■ **Task directions**: Your task is to transcribe the data in full.
◆ ◆ ◆ ◆ ◆
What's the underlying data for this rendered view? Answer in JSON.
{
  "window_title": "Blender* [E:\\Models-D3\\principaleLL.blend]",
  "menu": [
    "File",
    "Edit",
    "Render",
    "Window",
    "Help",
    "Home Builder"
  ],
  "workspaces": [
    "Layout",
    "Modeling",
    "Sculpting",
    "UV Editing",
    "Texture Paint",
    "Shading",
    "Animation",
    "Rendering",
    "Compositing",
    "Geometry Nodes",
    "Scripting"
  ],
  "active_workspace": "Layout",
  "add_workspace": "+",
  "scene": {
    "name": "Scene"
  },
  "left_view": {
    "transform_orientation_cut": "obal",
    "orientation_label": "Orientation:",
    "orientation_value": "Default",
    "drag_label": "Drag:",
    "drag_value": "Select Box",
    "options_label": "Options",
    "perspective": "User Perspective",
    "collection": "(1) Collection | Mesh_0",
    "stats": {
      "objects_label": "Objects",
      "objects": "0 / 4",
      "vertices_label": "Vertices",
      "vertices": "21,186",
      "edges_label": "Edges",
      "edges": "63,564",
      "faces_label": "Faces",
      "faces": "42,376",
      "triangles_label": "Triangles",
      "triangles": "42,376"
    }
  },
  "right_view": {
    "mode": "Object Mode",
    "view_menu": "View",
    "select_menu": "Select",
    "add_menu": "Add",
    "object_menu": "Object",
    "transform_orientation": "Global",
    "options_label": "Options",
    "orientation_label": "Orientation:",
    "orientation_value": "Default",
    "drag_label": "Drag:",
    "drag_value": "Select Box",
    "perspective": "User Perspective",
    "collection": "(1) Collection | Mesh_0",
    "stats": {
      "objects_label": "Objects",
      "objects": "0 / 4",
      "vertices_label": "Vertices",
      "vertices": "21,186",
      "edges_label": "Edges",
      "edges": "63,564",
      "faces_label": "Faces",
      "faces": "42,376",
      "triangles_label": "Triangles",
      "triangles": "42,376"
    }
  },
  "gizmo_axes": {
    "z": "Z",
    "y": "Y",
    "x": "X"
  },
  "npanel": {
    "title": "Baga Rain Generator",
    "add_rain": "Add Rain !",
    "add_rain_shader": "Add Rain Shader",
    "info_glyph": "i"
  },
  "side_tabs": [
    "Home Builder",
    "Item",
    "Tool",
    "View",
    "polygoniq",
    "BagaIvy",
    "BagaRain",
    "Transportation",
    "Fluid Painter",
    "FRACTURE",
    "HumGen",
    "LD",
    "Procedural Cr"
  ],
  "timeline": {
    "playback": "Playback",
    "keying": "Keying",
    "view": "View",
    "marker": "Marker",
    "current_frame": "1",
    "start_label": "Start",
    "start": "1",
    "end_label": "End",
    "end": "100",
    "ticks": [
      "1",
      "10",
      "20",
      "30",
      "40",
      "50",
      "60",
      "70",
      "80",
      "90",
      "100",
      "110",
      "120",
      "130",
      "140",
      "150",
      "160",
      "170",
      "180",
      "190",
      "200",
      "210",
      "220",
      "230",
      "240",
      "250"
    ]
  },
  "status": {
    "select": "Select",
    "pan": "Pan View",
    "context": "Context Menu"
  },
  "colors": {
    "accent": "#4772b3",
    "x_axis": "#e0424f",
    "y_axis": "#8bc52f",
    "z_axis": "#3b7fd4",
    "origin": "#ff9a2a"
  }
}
◆ ◆ ◆ ◆ ◆
■ **Answer to this problem**:
What's the underlying data for this rendered view? Answer in JSON.
{
  "window_title": "Blender* [E:\\Models-D3\\principaleLL.blend]",
  "menu": [
    "File",
    "Edit",
    "Render",
    "Window",
    "Help",
    "Home Builder"
  ],
  "workspaces": [
    "Layout",
    "Modeling",
    "Sculpting",
    "UV Editing",
    "Texture Paint",
    "Shading",
    "Animation",
    "Rendering",
    "Compositing",
    "Geometry Nodes",
    "Scripting"
  ],
  "active_workspace": "Layout",
  "add_workspace": "+",
  "scene": {
    "name": "Scene"
  },
  "left_view": {
    "transform_orientation_cut": "obal",
    "orientation_label": "Orientation:",
    "orientation_value": "Default",
    "drag_label": "Drag:",
    "drag_value": "Select Box",
    "options_label": "Options",
    "perspective": "User Perspective",
    "collection": "(1) Collection | Mesh_0",
    "stats": {
      "objects_label": "Objects",
      "objects": "0 / 4",
      "vertices_label": "Vertices",
      "vertices": "21,186",
      "edges_label": "Edges",
      "edges": "63,564",
      "faces_label": "Faces",
      "faces": "42,376",
      "triangles_label": "Triangles",
      "triangles": "42,376"
    }
  },
  "right_view": {
    "mode": "Object Mode",
    "view_menu": "View",
    "select_menu": "Select",
    "add_menu": "Add",
    "object_menu": "Object",
    "transform_orientation": "Global",
    "options_label": "Options",
    "orientation_label": "Orientation:",
    "orientation_value": "Default",
    "drag_label": "Drag:",
    "drag_value": "Select Box",
    "perspective": "User Perspective",
    "collection": "(1) Collection | Mesh_0",
    "stats": {
      "objects_label": "Objects",
      "objects": "0 / 4",
      "vertices_label": "Vertices",
      "vertices": "21,186",
      "edges_label": "Edges",
      "edges": "63,564",
      "faces_label": "Faces",
      "faces": "42,376",
      "triangles_label": "Triangles",
      "triangles": "42,376"
    }
  },
  "gizmo_axes": {
    "z": "Z",
    "y": "Y",
    "x": "X"
  },
  "npanel": {
    "title": "Baga Rain Generator",
    "add_rain": "Add Rain !",
    "add_rain_shader": "Add Rain Shader",
    "info_glyph": "i"
  },
  "side_tabs": [
    "Home Builder",
    "Item",
    "Tool",
    "View",
    "polygoniq",
    "BagaIvy",
    "BagaRain",
    "Transportation",
    "Fluid Painter",
    "FRACTURE",
    "HumGen",
    "LD",
    "Procedural Cr"
  ],
  "timeline": {
    "playback": "Playback",
    "keying": "Keying",
    "view": "View",
    "marker": "Marker",
    "current_frame": "1",
    "start_label": "Start",
    "start": "1",
    "end_label": "End",
    "end": "100",
    "ticks": [
      "1",
      "10",
      "20",
      "30",
      "40",
      "50",
      "60",
      "70",
      "80",
      "90",
      "100",
      "110",
      "120",
      "130",
      "140",
      "150",
      "160",
      "170",
      "180",
      "190",
      "200",
      "210",
      "220",
      "230",
      "240",
      "250"
    ]
  },
  "status": {
    "select": "Select",
    "pan": "Pan View",
    "context": "Context Menu"
  },
  "colors": {
    "accent": "#4772b3",
    "x_axis": "#e0424f",
    "y_axis": "#8bc52f",
    "z_axis": "#3b7fd4",
    "origin": "#ff9a2a"
  }
}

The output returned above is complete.